- BRIEF:
Collect all the lines that mention the word "icon".

- RECORDS TO PROCESS:
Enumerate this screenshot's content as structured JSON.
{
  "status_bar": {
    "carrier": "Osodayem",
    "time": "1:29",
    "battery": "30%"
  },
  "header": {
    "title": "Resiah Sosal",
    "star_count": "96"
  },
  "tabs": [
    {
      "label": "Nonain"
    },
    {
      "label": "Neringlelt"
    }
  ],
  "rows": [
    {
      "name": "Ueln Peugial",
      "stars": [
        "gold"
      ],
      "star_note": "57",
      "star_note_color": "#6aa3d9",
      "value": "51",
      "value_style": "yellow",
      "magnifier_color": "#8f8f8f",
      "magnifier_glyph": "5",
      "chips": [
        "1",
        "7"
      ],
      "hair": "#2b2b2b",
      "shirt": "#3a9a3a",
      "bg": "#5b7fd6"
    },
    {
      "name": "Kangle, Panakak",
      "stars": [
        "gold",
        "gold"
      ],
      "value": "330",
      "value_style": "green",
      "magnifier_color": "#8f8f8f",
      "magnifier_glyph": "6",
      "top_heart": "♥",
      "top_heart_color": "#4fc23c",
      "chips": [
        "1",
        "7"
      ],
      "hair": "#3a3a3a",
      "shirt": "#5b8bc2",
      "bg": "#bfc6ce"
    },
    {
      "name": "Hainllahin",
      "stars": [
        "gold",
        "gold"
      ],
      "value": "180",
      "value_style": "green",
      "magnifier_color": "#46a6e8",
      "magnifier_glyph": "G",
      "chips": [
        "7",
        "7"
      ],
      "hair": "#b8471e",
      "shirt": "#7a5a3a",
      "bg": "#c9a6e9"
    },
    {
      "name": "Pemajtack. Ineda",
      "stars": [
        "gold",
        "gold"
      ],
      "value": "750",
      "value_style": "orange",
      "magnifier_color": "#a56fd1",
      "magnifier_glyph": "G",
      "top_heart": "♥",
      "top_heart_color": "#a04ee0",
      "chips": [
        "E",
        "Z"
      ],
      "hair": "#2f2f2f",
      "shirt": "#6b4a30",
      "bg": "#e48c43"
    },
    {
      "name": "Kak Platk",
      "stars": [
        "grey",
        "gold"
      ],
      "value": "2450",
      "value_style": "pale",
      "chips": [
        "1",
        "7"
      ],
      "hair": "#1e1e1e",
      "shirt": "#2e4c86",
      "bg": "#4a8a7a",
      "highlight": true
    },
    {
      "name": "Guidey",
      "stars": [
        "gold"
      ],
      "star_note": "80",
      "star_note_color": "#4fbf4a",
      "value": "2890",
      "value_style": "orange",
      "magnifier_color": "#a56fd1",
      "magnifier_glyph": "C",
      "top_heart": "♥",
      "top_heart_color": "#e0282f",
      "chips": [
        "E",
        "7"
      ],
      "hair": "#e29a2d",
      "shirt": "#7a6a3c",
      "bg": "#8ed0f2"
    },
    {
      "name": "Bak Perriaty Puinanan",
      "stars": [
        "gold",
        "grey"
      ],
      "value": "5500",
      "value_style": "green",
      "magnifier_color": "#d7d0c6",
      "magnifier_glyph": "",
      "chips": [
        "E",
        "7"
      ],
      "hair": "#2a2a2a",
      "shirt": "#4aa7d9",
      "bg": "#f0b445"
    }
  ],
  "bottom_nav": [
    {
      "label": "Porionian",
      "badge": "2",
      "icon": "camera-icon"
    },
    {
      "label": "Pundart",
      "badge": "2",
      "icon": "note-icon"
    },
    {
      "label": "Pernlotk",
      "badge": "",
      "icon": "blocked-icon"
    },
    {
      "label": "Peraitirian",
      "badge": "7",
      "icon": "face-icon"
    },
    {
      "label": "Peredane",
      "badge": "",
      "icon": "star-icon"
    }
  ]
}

- TASK SOLUTION:
      "icon": "camera-icon"
      "icon": "note-icon"
      "icon": "blocked-icon"
      "icon": "face-icon"
      "icon": "star-icon"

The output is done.